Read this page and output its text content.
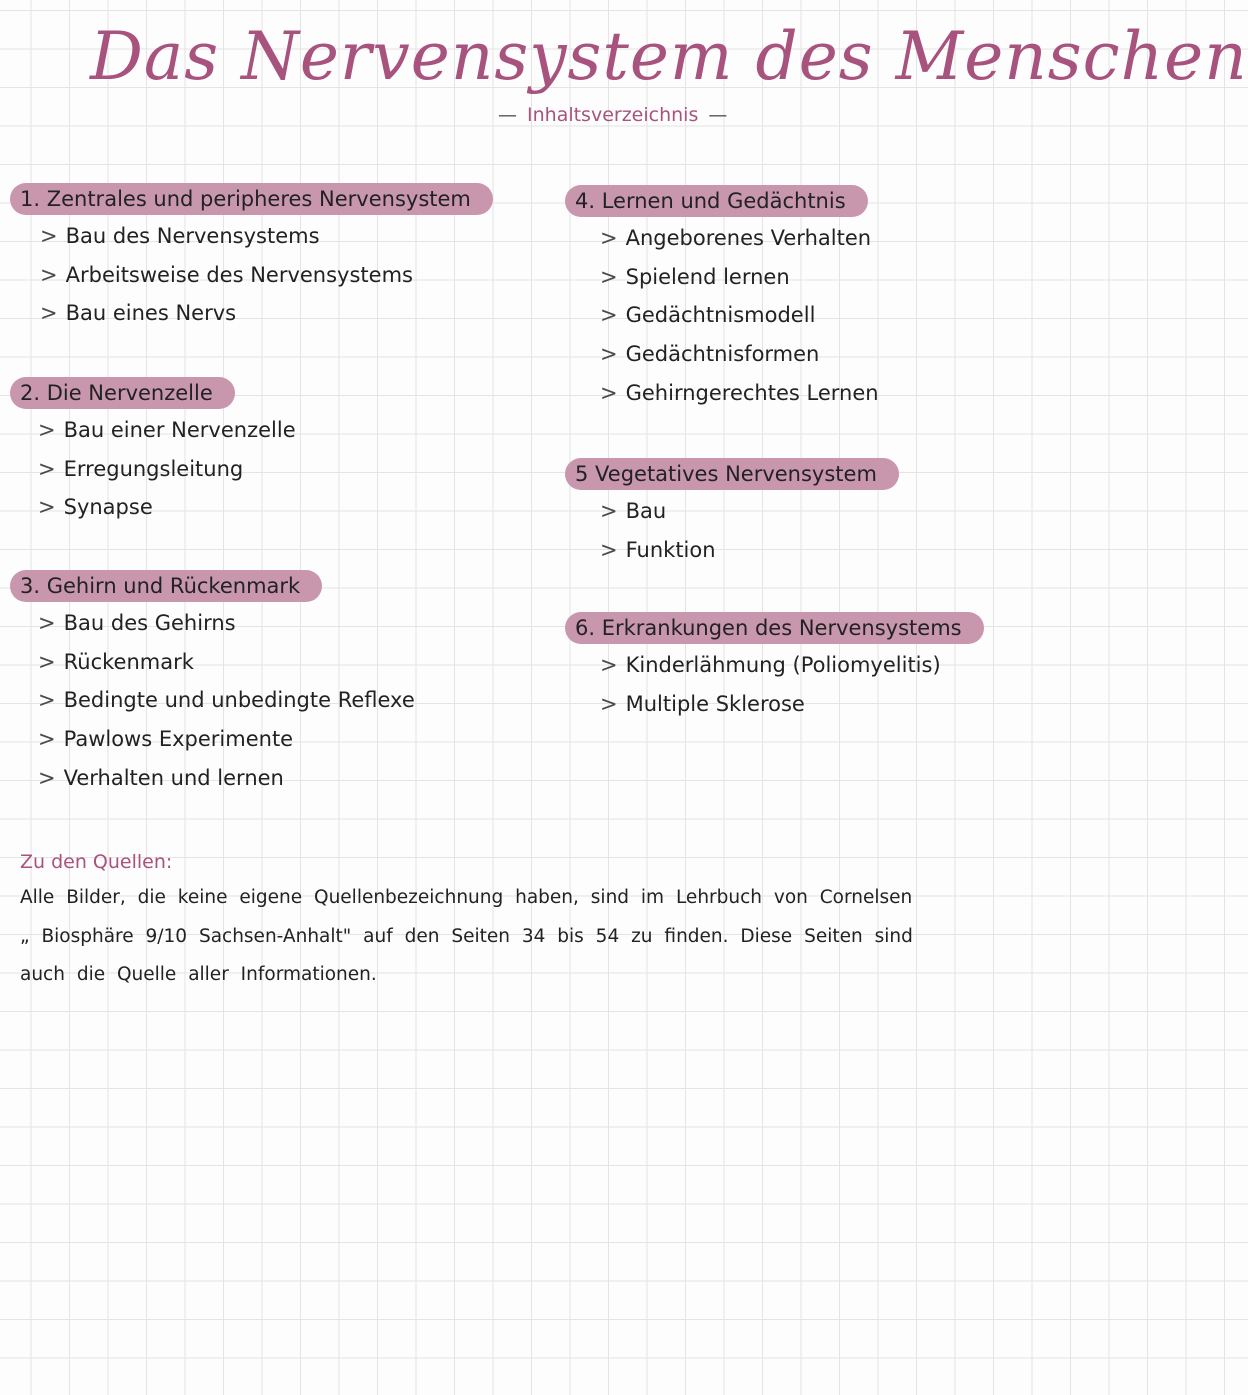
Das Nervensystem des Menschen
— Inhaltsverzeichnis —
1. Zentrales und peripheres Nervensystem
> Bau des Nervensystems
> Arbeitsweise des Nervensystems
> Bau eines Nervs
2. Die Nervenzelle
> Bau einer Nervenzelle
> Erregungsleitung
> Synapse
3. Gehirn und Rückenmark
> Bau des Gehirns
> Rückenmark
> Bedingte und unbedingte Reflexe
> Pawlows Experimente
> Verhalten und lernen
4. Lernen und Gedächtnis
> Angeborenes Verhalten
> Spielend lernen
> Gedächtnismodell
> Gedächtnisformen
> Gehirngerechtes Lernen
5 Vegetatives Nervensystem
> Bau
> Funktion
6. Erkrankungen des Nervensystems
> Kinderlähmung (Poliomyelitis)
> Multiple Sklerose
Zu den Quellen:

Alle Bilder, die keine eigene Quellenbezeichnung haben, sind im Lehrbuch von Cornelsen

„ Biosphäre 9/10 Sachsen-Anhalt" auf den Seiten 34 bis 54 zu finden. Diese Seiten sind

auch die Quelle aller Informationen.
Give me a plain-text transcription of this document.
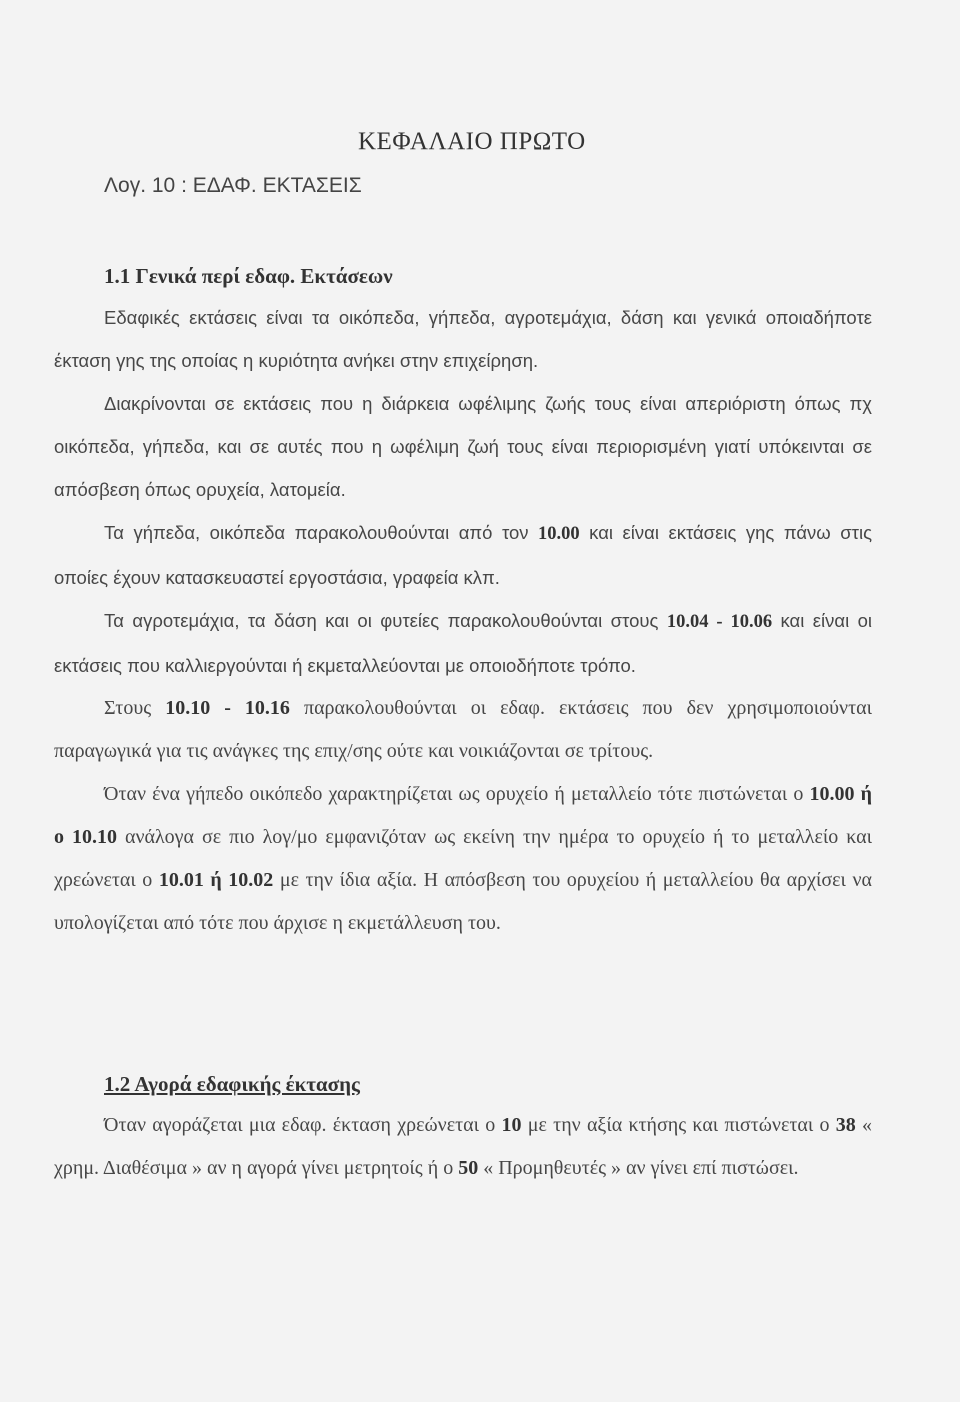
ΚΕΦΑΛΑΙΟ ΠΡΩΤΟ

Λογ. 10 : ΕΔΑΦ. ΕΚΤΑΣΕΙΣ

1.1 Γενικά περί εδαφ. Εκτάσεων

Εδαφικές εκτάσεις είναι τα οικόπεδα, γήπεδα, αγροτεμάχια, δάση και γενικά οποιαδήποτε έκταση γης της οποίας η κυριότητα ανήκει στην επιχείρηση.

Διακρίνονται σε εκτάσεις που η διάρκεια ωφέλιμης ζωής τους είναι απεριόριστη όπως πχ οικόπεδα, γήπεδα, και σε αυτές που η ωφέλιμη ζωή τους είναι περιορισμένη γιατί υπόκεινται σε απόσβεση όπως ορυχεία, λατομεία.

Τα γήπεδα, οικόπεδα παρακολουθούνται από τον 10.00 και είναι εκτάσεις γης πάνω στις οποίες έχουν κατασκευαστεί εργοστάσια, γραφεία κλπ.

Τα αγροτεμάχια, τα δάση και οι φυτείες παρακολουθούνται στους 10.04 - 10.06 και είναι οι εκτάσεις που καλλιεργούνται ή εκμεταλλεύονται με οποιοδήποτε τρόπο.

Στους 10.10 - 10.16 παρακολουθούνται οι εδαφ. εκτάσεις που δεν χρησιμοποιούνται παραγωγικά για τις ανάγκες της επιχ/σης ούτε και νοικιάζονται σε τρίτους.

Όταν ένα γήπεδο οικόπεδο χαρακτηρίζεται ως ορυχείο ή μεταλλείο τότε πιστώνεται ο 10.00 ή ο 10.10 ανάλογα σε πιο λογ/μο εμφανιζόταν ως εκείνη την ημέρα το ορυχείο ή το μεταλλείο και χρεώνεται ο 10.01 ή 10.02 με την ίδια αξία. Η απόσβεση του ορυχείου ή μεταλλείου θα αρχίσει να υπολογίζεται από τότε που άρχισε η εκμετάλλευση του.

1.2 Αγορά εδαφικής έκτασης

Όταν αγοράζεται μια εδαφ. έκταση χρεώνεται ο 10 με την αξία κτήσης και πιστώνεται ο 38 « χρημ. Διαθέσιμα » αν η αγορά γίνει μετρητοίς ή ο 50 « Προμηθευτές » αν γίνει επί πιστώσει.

================================

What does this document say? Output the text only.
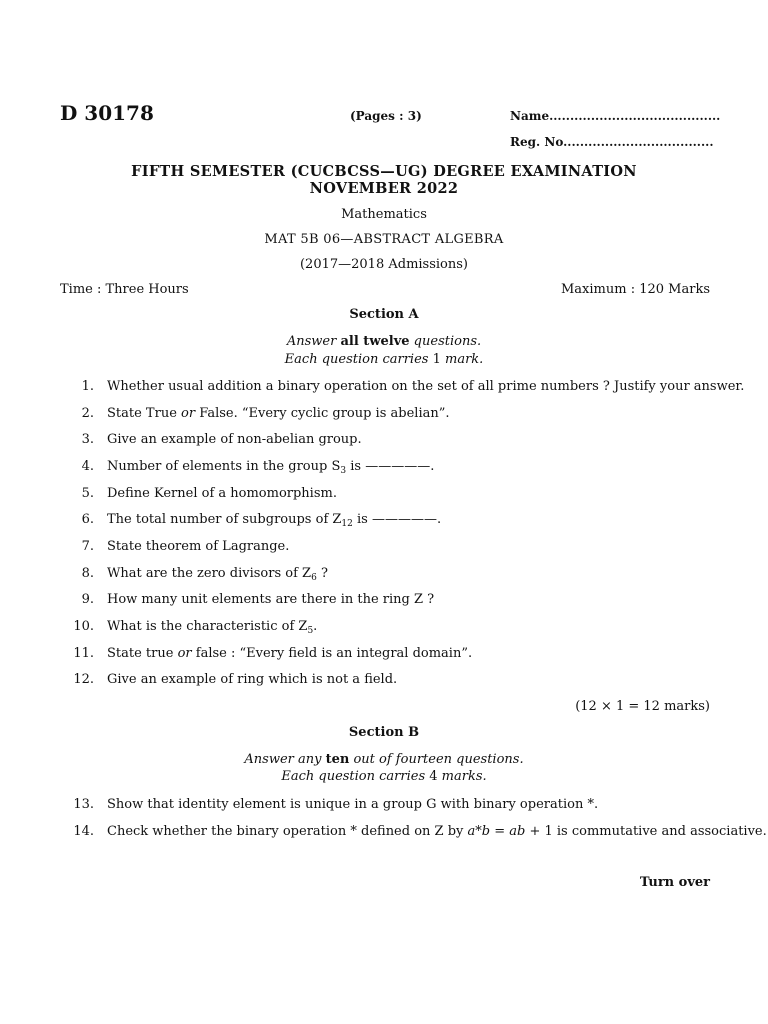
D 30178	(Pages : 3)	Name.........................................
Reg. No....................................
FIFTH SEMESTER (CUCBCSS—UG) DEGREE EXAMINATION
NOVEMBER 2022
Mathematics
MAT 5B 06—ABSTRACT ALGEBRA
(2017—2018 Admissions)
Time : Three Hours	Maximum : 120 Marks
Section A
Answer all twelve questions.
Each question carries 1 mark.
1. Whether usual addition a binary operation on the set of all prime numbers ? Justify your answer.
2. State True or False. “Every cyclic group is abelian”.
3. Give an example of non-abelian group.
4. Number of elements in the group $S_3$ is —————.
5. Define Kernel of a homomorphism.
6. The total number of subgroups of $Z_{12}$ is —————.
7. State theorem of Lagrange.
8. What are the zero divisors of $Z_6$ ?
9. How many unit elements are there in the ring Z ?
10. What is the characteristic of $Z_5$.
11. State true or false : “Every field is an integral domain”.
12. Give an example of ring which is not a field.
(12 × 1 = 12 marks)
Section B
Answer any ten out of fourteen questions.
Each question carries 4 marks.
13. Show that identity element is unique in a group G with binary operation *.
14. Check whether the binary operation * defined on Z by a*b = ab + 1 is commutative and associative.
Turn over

================================

▸ **PROBLEM**: Find the lines containing "text" and pull them out.

▸ **FULL SOLUTION**:
Read this page and output its text content.
Give me a plain-text transcription of this document.
What does this document say? Output the text only.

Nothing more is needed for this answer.